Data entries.
-------

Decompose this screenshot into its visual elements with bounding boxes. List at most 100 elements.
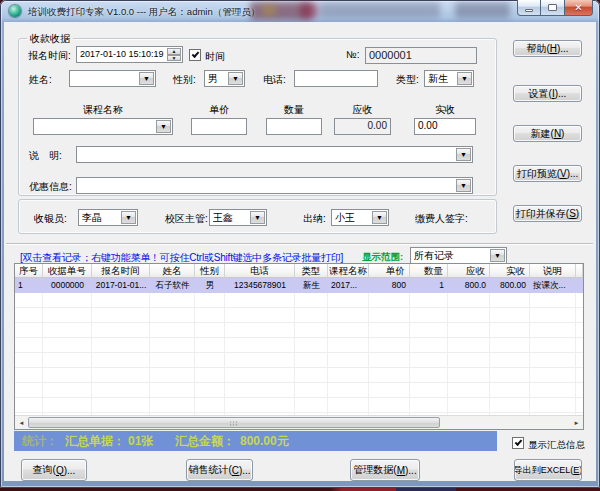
paid-input[interactable]: 0.00 xyxy=(414,118,476,135)
payer-sign-label: 缴费人签字: xyxy=(415,212,468,226)
column-header[interactable]: 性别 xyxy=(195,264,225,278)
column-header[interactable]: 收据单号 xyxy=(43,264,92,278)
gender-value: 男 xyxy=(208,72,227,85)
dropdown-arrow-icon[interactable]: ▼ xyxy=(139,72,154,85)
grid-column xyxy=(43,293,92,415)
dropdown-arrow-icon[interactable]: ▼ xyxy=(121,211,136,224)
cashier-combobox[interactable]: 李晶▼ xyxy=(78,209,138,226)
minimize-button[interactable] xyxy=(517,0,541,16)
dropdown-arrow-icon[interactable]: ▼ xyxy=(372,211,387,224)
receipt-groupbox: 收款收据 报名时间: 2017-01-10 15:10:19 ▲▼ 时间 №: … xyxy=(18,38,497,196)
help-button[interactable]: 帮助(H)... xyxy=(513,40,582,57)
column-header[interactable]: 数量 xyxy=(410,264,448,278)
stats-count-value: 01张 xyxy=(128,431,153,451)
column-header[interactable]: 电话 xyxy=(225,264,295,278)
horizontal-scrollbar[interactable]: ◄ ⁞⁞⁞ ► xyxy=(15,415,583,429)
note-combobox[interactable]: ▼ xyxy=(76,146,473,163)
teller-label: 出纳: xyxy=(303,212,326,226)
table-cell: 石子软件 xyxy=(150,278,195,293)
cashier-value: 李晶 xyxy=(82,211,120,224)
new-button[interactable]: 新建(N) xyxy=(513,125,582,142)
dropdown-arrow-icon[interactable]: ▼ xyxy=(490,249,505,262)
dropdown-arrow-icon[interactable]: ▼ xyxy=(457,72,472,85)
titlebar[interactable]: 培训收费打印专家 V1.0.0 --- 用户名：admin（管理员） ✕ xyxy=(0,0,600,22)
application-window: 培训收费打印专家 V1.0.0 --- 用户名：admin（管理员） ✕ 收款收… xyxy=(0,0,600,491)
enroll-time-input[interactable]: 2017-01-10 15:10:19 ▲▼ xyxy=(76,46,183,63)
enroll-time-label: 报名时间: xyxy=(28,49,71,63)
column-header[interactable]: 报名时间 xyxy=(92,264,150,278)
column-header[interactable]: 类型 xyxy=(295,264,328,278)
manage-data-button[interactable]: 管理数据(M)... xyxy=(350,459,420,481)
name-label: 姓名: xyxy=(29,73,52,87)
dropdown-arrow-icon[interactable]: ▼ xyxy=(156,120,171,133)
manager-value: 王鑫 xyxy=(213,211,249,224)
close-button[interactable]: ✕ xyxy=(565,0,593,16)
teller-value: 小王 xyxy=(335,211,371,224)
table-cell: 800.0 xyxy=(448,278,490,293)
grid-column xyxy=(530,293,576,415)
export-excel-button[interactable]: 导出到EXCEL(E) xyxy=(514,459,582,481)
stats-count-label: 汇总单据： xyxy=(65,431,125,451)
manager-combobox[interactable]: 王鑫▼ xyxy=(209,209,267,226)
column-header[interactable]: 姓名 xyxy=(150,264,195,278)
column-header[interactable]: 说明 xyxy=(530,264,576,278)
table-cell: 男 xyxy=(195,278,225,293)
column-header[interactable]: 单价 xyxy=(369,264,410,278)
dropdown-arrow-icon[interactable]: ▼ xyxy=(456,179,471,192)
phone-input[interactable] xyxy=(294,70,378,87)
settings-button[interactable]: 设置(I)... xyxy=(513,85,582,102)
dropdown-arrow-icon[interactable]: ▼ xyxy=(228,72,243,85)
type-combobox[interactable]: 新生▼ xyxy=(424,70,474,87)
gender-combobox[interactable]: 男▼ xyxy=(204,70,245,87)
maximize-button[interactable] xyxy=(541,0,565,16)
type-label: 类型: xyxy=(396,73,419,87)
show-summary-checkbox[interactable] xyxy=(512,437,524,449)
show-summary-label: 显示汇总信息 xyxy=(528,439,585,452)
gender-label: 性别: xyxy=(173,73,196,87)
grid-column xyxy=(490,293,530,415)
course-combobox[interactable]: ▼ xyxy=(33,118,173,135)
time-spinner[interactable]: ▲▼ xyxy=(167,48,181,61)
column-header[interactable]: 应收 xyxy=(448,264,490,278)
grid-column xyxy=(150,293,195,415)
due-input[interactable]: 0.00 xyxy=(334,118,391,135)
table-cell: 1 xyxy=(15,278,43,293)
course-label: 课程名称 xyxy=(33,103,173,117)
time-checkbox[interactable] xyxy=(189,49,201,61)
due-label: 应收 xyxy=(334,103,391,117)
print-save-button[interactable]: 打印并保存(S) xyxy=(513,205,582,222)
table-cell: 新生 xyxy=(295,278,328,293)
grid-column xyxy=(92,293,150,415)
table-cell: 2017-01-01... xyxy=(92,278,150,293)
table-cell: 12345678901 xyxy=(225,278,295,293)
stats-amount-label: 汇总金额： xyxy=(175,431,235,451)
grid-column xyxy=(15,293,43,415)
scrollbar-thumb[interactable]: ⁞⁞⁞ xyxy=(28,417,440,428)
dropdown-arrow-icon[interactable]: ▼ xyxy=(456,148,471,161)
scroll-left-icon[interactable]: ◄ xyxy=(15,417,28,429)
minimize-icon xyxy=(525,9,533,12)
spin-down-icon[interactable]: ▼ xyxy=(167,55,181,62)
window-title: 培训收费打印专家 V1.0.0 --- 用户名：admin（管理员） xyxy=(28,6,260,19)
staff-frame: 收银员: 李晶▼ 校区主管: 王鑫▼ 出纳: 小王▼ 缴费人签字: xyxy=(18,199,497,234)
column-header[interactable]: 课程名称 xyxy=(328,264,369,278)
print-preview-button[interactable]: 打印预览(V)... xyxy=(513,165,582,182)
receipt-no-input[interactable]: 0000001 xyxy=(365,47,477,64)
scope-combobox[interactable]: 所有记录▼ xyxy=(410,247,507,264)
dropdown-arrow-icon[interactable]: ▼ xyxy=(250,211,265,224)
column-header[interactable]: 序号 xyxy=(15,264,43,278)
qty-input[interactable] xyxy=(266,118,322,135)
scroll-right-icon[interactable]: ► xyxy=(570,417,583,429)
table-cell: 800 xyxy=(369,278,410,293)
discount-combobox[interactable]: ▼ xyxy=(76,177,473,194)
teller-combobox[interactable]: 小王▼ xyxy=(331,209,389,226)
time-checkbox-label: 时间 xyxy=(205,50,225,64)
sales-stats-button[interactable]: 销售统计(C)... xyxy=(186,459,253,481)
column-header[interactable]: 实收 xyxy=(490,264,530,278)
grid-column xyxy=(295,293,328,415)
table-row[interactable]: 100000002017-01-01...石子软件男12345678901新生2… xyxy=(15,278,583,293)
table-header: 序号收据单号报名时间姓名性别电话类型课程名称单价数量应收实收说明 xyxy=(15,264,583,278)
query-button[interactable]: 查询(Q)... xyxy=(21,459,87,481)
price-input[interactable] xyxy=(191,118,247,135)
name-combobox[interactable]: ▼ xyxy=(69,70,156,87)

-------

REQUEST.
Update the items above, replacing every "column-header" with "header-cell" and keeping everything else unchanged. Omit the pictures from the output.

WRITTEN REPLY.
Decompose this screenshot into its visual elements with bounding boxes. List at most 100 elements.
paid-input[interactable]: 0.00 xyxy=(414,118,476,135)
payer-sign-label: 缴费人签字: xyxy=(415,212,468,226)
header-cell[interactable]: 性别 xyxy=(195,264,225,278)
header-cell[interactable]: 收据单号 xyxy=(43,264,92,278)
gender-value: 男 xyxy=(208,72,227,85)
dropdown-arrow-icon[interactable]: ▼ xyxy=(139,72,154,85)
grid-column xyxy=(43,293,92,415)
dropdown-arrow-icon[interactable]: ▼ xyxy=(121,211,136,224)
cashier-combobox[interactable]: 李晶▼ xyxy=(78,209,138,226)
minimize-button[interactable] xyxy=(517,0,541,16)
dropdown-arrow-icon[interactable]: ▼ xyxy=(372,211,387,224)
receipt-groupbox: 收款收据 报名时间: 2017-01-10 15:10:19 ▲▼ 时间 №: … xyxy=(18,38,497,196)
help-button[interactable]: 帮助(H)... xyxy=(513,40,582,57)
header-cell[interactable]: 数量 xyxy=(410,264,448,278)
stats-count-value: 01张 xyxy=(128,431,153,451)
header-cell[interactable]: 电话 xyxy=(225,264,295,278)
horizontal-scrollbar[interactable]: ◄ ⁞⁞⁞ ► xyxy=(15,415,583,429)
note-combobox[interactable]: ▼ xyxy=(76,146,473,163)
teller-label: 出纳: xyxy=(303,212,326,226)
table-cell: 石子软件 xyxy=(150,278,195,293)
cashier-value: 李晶 xyxy=(82,211,120,224)
new-button[interactable]: 新建(N) xyxy=(513,125,582,142)
dropdown-arrow-icon[interactable]: ▼ xyxy=(490,249,505,262)
dropdown-arrow-icon[interactable]: ▼ xyxy=(457,72,472,85)
titlebar[interactable]: 培训收费打印专家 V1.0.0 --- 用户名：admin（管理员） ✕ xyxy=(0,0,600,22)
application-window: 培训收费打印专家 V1.0.0 --- 用户名：admin（管理员） ✕ 收款收… xyxy=(0,0,600,491)
enroll-time-input[interactable]: 2017-01-10 15:10:19 ▲▼ xyxy=(76,46,183,63)
enroll-time-label: 报名时间: xyxy=(28,49,71,63)
header-cell[interactable]: 报名时间 xyxy=(92,264,150,278)
header-cell[interactable]: 类型 xyxy=(295,264,328,278)
manage-data-button[interactable]: 管理数据(M)... xyxy=(350,459,420,481)
name-label: 姓名: xyxy=(29,73,52,87)
dropdown-arrow-icon[interactable]: ▼ xyxy=(156,120,171,133)
manager-value: 王鑫 xyxy=(213,211,249,224)
close-button[interactable]: ✕ xyxy=(565,0,593,16)
teller-value: 小王 xyxy=(335,211,371,224)
table-cell: 800.0 xyxy=(448,278,490,293)
grid-column xyxy=(530,293,576,415)
export-excel-button[interactable]: 导出到EXCEL(E) xyxy=(514,459,582,481)
stats-count-label: 汇总单据： xyxy=(65,431,125,451)
manager-combobox[interactable]: 王鑫▼ xyxy=(209,209,267,226)
header-cell[interactable]: 姓名 xyxy=(150,264,195,278)
header-cell[interactable]: 说明 xyxy=(530,264,576,278)
table-cell: 男 xyxy=(195,278,225,293)
header-cell[interactable]: 单价 xyxy=(369,264,410,278)
dropdown-arrow-icon[interactable]: ▼ xyxy=(456,179,471,192)
phone-input[interactable] xyxy=(294,70,378,87)
settings-button[interactable]: 设置(I)... xyxy=(513,85,582,102)
dropdown-arrow-icon[interactable]: ▼ xyxy=(228,72,243,85)
type-combobox[interactable]: 新生▼ xyxy=(424,70,474,87)
gender-combobox[interactable]: 男▼ xyxy=(204,70,245,87)
maximize-button[interactable] xyxy=(541,0,565,16)
type-label: 类型: xyxy=(396,73,419,87)
show-summary-checkbox[interactable] xyxy=(512,437,524,449)
show-summary-label: 显示汇总信息 xyxy=(528,439,585,452)
gender-label: 性别: xyxy=(173,73,196,87)
grid-column xyxy=(490,293,530,415)
course-combobox[interactable]: ▼ xyxy=(33,118,173,135)
time-spinner[interactable]: ▲▼ xyxy=(167,48,181,61)
header-cell[interactable]: 应收 xyxy=(448,264,490,278)
grid-column xyxy=(150,293,195,415)
due-input[interactable]: 0.00 xyxy=(334,118,391,135)
table-cell: 1 xyxy=(15,278,43,293)
course-label: 课程名称 xyxy=(33,103,173,117)
time-checkbox[interactable] xyxy=(189,49,201,61)
due-label: 应收 xyxy=(334,103,391,117)
print-save-button[interactable]: 打印并保存(S) xyxy=(513,205,582,222)
table-cell: 新生 xyxy=(295,278,328,293)
grid-column xyxy=(92,293,150,415)
table-cell: 2017-01-01... xyxy=(92,278,150,293)
table-cell: 12345678901 xyxy=(225,278,295,293)
stats-amount-label: 汇总金额： xyxy=(175,431,235,451)
grid-column xyxy=(15,293,43,415)
scrollbar-thumb[interactable]: ⁞⁞⁞ xyxy=(28,417,440,428)
dropdown-arrow-icon[interactable]: ▼ xyxy=(456,148,471,161)
scroll-left-icon[interactable]: ◄ xyxy=(15,417,28,429)
minimize-icon xyxy=(525,9,533,12)
spin-down-icon[interactable]: ▼ xyxy=(167,55,181,62)
window-title: 培训收费打印专家 V1.0.0 --- 用户名：admin（管理员） xyxy=(28,6,260,19)
staff-frame: 收银员: 李晶▼ 校区主管: 王鑫▼ 出纳: 小王▼ 缴费人签字: xyxy=(18,199,497,234)
header-cell[interactable]: 课程名称 xyxy=(328,264,369,278)
print-preview-button[interactable]: 打印预览(V)... xyxy=(513,165,582,182)
receipt-no-input[interactable]: 0000001 xyxy=(365,47,477,64)
scope-combobox[interactable]: 所有记录▼ xyxy=(410,247,507,264)
dropdown-arrow-icon[interactable]: ▼ xyxy=(250,211,265,224)
header-cell[interactable]: 序号 xyxy=(15,264,43,278)
qty-input[interactable] xyxy=(266,118,322,135)
scroll-right-icon[interactable]: ► xyxy=(570,417,583,429)
table-cell: 800 xyxy=(369,278,410,293)
discount-combobox[interactable]: ▼ xyxy=(76,177,473,194)
teller-combobox[interactable]: 小王▼ xyxy=(331,209,389,226)
time-checkbox-label: 时间 xyxy=(205,50,225,64)
sales-stats-button[interactable]: 销售统计(C)... xyxy=(186,459,253,481)
header-cell[interactable]: 实收 xyxy=(490,264,530,278)
grid-column xyxy=(295,293,328,415)
table-row[interactable]: 100000002017-01-01...石子软件男12345678901新生2… xyxy=(15,278,583,293)
table-header: 序号收据单号报名时间姓名性别电话类型课程名称单价数量应收实收说明 xyxy=(15,264,583,278)
query-button[interactable]: 查询(Q)... xyxy=(21,459,87,481)
price-input[interactable] xyxy=(191,118,247,135)
name-combobox[interactable]: ▼ xyxy=(69,70,156,87)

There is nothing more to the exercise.